BEGIN Dataset entries

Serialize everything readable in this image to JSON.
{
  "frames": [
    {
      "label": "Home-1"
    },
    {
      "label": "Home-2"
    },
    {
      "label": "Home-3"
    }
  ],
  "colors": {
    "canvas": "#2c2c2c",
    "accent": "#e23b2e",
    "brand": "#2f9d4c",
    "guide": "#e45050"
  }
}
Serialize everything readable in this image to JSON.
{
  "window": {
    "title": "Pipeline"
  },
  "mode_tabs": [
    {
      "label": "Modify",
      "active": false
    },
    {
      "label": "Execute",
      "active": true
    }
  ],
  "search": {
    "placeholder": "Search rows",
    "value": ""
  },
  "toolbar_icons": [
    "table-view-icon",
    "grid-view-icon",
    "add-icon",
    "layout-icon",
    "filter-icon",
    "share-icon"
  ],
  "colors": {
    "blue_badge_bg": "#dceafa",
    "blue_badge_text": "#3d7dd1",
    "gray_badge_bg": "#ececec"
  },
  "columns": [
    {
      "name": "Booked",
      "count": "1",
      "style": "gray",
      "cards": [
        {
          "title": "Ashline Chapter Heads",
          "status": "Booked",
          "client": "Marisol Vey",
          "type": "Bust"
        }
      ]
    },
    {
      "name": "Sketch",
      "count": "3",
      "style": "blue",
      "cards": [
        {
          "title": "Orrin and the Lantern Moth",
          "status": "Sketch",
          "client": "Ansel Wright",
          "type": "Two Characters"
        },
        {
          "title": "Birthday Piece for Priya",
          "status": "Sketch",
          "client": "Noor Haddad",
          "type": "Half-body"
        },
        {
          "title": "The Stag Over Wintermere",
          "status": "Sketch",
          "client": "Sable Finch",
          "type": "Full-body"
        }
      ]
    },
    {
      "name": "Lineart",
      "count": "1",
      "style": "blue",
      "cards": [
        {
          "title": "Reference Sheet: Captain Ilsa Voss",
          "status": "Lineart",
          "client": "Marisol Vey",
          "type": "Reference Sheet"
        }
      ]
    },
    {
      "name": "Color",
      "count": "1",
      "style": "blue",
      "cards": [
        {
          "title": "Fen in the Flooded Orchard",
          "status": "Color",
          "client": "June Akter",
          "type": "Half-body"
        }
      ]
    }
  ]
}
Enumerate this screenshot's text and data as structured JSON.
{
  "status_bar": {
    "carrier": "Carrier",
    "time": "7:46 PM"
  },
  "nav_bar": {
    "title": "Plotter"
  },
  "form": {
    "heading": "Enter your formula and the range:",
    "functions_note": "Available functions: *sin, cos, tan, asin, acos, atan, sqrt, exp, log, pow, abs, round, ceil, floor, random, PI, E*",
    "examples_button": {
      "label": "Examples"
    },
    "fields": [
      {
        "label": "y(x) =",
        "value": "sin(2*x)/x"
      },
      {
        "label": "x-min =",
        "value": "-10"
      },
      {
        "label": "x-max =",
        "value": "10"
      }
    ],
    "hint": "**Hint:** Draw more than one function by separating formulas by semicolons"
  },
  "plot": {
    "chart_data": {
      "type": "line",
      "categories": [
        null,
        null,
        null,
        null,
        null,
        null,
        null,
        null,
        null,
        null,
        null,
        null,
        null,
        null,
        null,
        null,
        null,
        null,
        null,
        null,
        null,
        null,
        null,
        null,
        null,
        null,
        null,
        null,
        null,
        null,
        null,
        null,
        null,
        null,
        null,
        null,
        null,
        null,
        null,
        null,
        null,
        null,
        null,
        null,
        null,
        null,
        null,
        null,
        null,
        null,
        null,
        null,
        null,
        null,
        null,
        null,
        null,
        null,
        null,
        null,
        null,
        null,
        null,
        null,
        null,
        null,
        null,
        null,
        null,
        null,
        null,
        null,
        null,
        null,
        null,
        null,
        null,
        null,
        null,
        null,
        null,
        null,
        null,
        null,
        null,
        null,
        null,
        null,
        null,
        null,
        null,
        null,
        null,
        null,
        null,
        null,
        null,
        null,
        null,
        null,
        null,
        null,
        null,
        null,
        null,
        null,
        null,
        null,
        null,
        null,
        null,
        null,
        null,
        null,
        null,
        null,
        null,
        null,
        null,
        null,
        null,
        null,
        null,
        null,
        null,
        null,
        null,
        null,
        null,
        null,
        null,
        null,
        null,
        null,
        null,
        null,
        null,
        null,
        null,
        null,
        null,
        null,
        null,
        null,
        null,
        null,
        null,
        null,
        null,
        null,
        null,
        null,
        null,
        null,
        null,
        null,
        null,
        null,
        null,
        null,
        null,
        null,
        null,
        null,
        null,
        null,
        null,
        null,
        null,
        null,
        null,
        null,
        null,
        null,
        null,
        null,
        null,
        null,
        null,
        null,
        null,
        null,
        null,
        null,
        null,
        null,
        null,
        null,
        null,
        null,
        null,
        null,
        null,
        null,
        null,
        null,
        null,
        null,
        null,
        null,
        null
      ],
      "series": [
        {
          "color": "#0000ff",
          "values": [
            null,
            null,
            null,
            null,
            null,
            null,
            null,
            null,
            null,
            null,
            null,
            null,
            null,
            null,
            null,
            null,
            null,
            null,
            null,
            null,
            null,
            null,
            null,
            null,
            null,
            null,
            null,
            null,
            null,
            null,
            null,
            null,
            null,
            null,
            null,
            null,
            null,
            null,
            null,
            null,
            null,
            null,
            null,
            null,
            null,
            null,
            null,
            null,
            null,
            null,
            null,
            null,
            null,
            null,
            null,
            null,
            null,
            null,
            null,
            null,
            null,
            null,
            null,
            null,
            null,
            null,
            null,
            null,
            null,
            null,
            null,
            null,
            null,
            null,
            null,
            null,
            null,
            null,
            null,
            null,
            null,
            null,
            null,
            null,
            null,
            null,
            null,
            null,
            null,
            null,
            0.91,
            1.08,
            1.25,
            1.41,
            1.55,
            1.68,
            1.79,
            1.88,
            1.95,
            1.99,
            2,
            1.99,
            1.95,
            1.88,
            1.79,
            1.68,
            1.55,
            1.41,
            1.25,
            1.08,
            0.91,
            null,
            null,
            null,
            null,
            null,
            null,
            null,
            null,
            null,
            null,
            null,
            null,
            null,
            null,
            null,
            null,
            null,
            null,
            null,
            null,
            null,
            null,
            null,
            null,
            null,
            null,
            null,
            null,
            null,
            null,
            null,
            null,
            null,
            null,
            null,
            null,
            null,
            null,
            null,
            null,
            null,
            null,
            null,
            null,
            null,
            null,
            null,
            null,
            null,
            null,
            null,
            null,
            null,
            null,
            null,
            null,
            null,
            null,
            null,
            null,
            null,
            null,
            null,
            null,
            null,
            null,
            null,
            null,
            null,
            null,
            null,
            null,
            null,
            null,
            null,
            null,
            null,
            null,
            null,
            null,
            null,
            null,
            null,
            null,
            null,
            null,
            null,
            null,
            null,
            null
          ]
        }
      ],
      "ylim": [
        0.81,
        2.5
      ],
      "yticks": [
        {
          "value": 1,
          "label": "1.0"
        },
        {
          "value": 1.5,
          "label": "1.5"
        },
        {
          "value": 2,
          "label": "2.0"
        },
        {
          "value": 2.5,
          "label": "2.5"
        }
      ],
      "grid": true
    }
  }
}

END Dataset entries

Reproduce the entire listing word for word.

• Output for this exercise:
Serialize everything readable in this image to JSON.
{
  "frames": [
    {
      "label": "Home-1"
    },
    {
      "label": "Home-2"
    },
    {
      "label": "Home-3"
    }
  ],
  "colors": {
    "canvas": "#2c2c2c",
    "accent": "#e23b2e",
    "brand": "#2f9d4c",
    "guide": "#e45050"
  }
}
Serialize everything readable in this image to JSON.
{
  "window": {
    "title": "Pipeline"
  },
  "mode_tabs": [
    {
      "label": "Modify",
      "active": false
    },
    {
      "label": "Execute",
      "active": true
    }
  ],
  "search": {
    "placeholder": "Search rows",
    "value": ""
  },
  "toolbar_icons": [
    "table-view-icon",
    "grid-view-icon",
    "add-icon",
    "layout-icon",
    "filter-icon",
    "share-icon"
  ],
  "colors": {
    "blue_badge_bg": "#dceafa",
    "blue_badge_text": "#3d7dd1",
    "gray_badge_bg": "#ececec"
  },
  "columns": [
    {
      "name": "Booked",
      "count": "1",
      "style": "gray",
      "cards": [
        {
          "title": "Ashline Chapter Heads",
          "status": "Booked",
          "client": "Marisol Vey",
          "type": "Bust"
        }
      ]
    },
    {
      "name": "Sketch",
      "count": "3",
      "style": "blue",
      "cards": [
        {
          "title": "Orrin and the Lantern Moth",
          "status": "Sketch",
          "client": "Ansel Wright",
          "type": "Two Characters"
        },
        {
          "title": "Birthday Piece for Priya",
          "status": "Sketch",
          "client": "Noor Haddad",
          "type": "Half-body"
        },
        {
          "title": "The Stag Over Wintermere",
          "status": "Sketch",
          "client": "Sable Finch",
          "type": "Full-body"
        }
      ]
    },
    {
      "name": "Lineart",
      "count": "1",
      "style": "blue",
      "cards": [
        {
          "title": "Reference Sheet: Captain Ilsa Voss",
          "status": "Lineart",
          "client": "Marisol Vey",
          "type": "Reference Sheet"
        }
      ]
    },
    {
      "name": "Color",
      "count": "1",
      "style": "blue",
      "cards": [
        {
          "title": "Fen in the Flooded Orchard",
          "status": "Color",
          "client": "June Akter",
          "type": "Half-body"
        }
      ]
    }
  ]
}
Enumerate this screenshot's text and data as structured JSON.
{
  "status_bar": {
    "carrier": "Carrier",
    "time": "7:46 PM"
  },
  "nav_bar": {
    "title": "Plotter"
  },
  "form": {
    "heading": "Enter your formula and the range:",
    "functions_note": "Available functions: *sin, cos, tan, asin, acos, atan, sqrt, exp, log, pow, abs, round, ceil, floor, random, PI, E*",
    "examples_button": {
      "label": "Examples"
    },
    "fields": [
      {
        "label": "y(x) =",
        "value": "sin(2*x)/x"
      },
      {
        "label": "x-min =",
        "value": "-10"
      },
      {
        "label": "x-max =",
        "value": "10"
      }
    ],
    "hint": "**Hint:** Draw more than one function by separating formulas by semicolons"
  },
  "plot": {
    "chart_data": {
      "type": "line",
      "categories": [
        null,
        null,
        null,
        null,
        null,
        null,
        null,
        null,
        null,
        null,
        null,
        null,
        null,
        null,
        null,
        null,
        null,
        null,
        null,
        null,
        null,
        null,
        null,
        null,
        null,
        null,
        null,
        null,
        null,
        null,
        null,
        null,
        null,
        null,
        null,
        null,
        null,
        null,
        null,
        null,
        null,
        null,
        null,
        null,
        null,
        null,
        null,
        null,
        null,
        null,
        null,
        null,
        null,
        null,
        null,
        null,
        null,
        null,
        null,
        null,
        null,
        null,
        null,
        null,
        null,
        null,
        null,
        null,
        null,
        null,
        null,
        null,
        null,
        null,
        null,
        null,
        null,
        null,
        null,
        null,
        null,
        null,
        null,
        null,
        null,
        null,
        null,
        null,
        null,
        null,
        null,
        null,
        null,
        null,
        null,
        null,
        null,
        null,
        null,
        null,
        null,
        null,
        null,
        null,
        null,
        null,
        null,
        null,
        null,
        null,
        null,
        null,
        null,
        null,
        null,
        null,
        null,
        null,
        null,
        null,
        null,
        null,
        null,
        null,
        null,
        null,
        null,
        null,
        null,
        null,
        null,
        null,
        null,
        null,
        null,
        null,
        null,
        null,
        null,
        null,
        null,
        null,
        null,
        null,
        null,
        null,
        null,
        null,
        null,
        null,
        null,
        null,
        null,
        null,
        null,
        null,
        null,
        null,
        null,
        null,
        null,
        null,
        null,
        null,
        null,
        null,
        null,
        null,
        null,
        null,
        null,
        null,
        null,
        null,
        null,
        null,
        null,
        null,
        null,
        null,
        null,
        null,
        null,
        null,
        null,
        null,
        null,
        null,
        null,
        null,
        null,
        null,
        null,
        null,
        null,
        null,
        null,
        null,
        null,
        null,
        null
      ],
      "series": [
        {
          "color": "#0000ff",
          "values": [
            null,
            null,
            null,
            null,
            null,
            null,
            null,
            null,
            null,
            null,
            null,
            null,
            null,
            null,
            null,
            null,
            null,
            null,
            null,
            null,
            null,
            null,
            null,
            null,
            null,
            null,
            null,
            null,
            null,
            null,
            null,
            null,
            null,
            null,
            null,
            null,
            null,
            null,
            null,
            null,
            null,
            null,
            null,
            null,
            null,
            null,
            null,
            null,
            null,
            null,
            null,
            null,
            null,
            null,
            null,
            null,
            null,
            null,
            null,
            null,
            null,
            null,
            null,
            null,
            null,
            null,
            null,
            null,
            null,
            null,
            null,
            null,
            null,
            null,
            null,
            null,
            null,
            null,
            null,
            null,
            null,
            null,
            null,
            null,
            null,
            null,
            null,
            null,
            null,
            null,
            0.91,
            1.08,
            1.25,
            1.41,
            1.55,
            1.68,
            1.79,
            1.88,
            1.95,
            1.99,
            2,
            1.99,
            1.95,
            1.88,
            1.79,
            1.68,
            1.55,
            1.41,
            1.25,
            1.08,
            0.91,
            null,
            null,
            null,
            null,
            null,
            null,
            null,
            null,
            null,
            null,
            null,
            null,
            null,
            null,
            null,
            null,
            null,
            null,
            null,
            null,
            null,
            null,
            null,
            null,
            null,
            null,
            null,
            null,
            null,
            null,
            null,
            null,
            null,
            null,
            null,
            null,
            null,
            null,
            null,
            null,
            null,
            null,
            null,
            null,
            null,
            null,
            null,
            null,
            null,
            null,
            null,
            null,
            null,
            null,
            null,
            null,
            null,
            null,
            null,
            null,
            null,
            null,
            null,
            null,
            null,
            null,
            null,
            null,
            null,
            null,
            null,
            null,
            null,
            null,
            null,
            null,
            null,
            null,
            null,
            null,
            null,
            null,
            null,
            null,
            null,
            null,
            null,
            null,
            null,
            null
          ]
        }
      ],
      "ylim": [
        0.81,
        2.5
      ],
      "yticks": [
        {
          "value": 1,
          "label": "1.0"
        },
        {
          "value": 1.5,
          "label": "1.5"
        },
        {
          "value": 2,
          "label": "2.0"
        },
        {
          "value": 2.5,
          "label": "2.5"
        }
      ],
      "grid": true
    }
  }
}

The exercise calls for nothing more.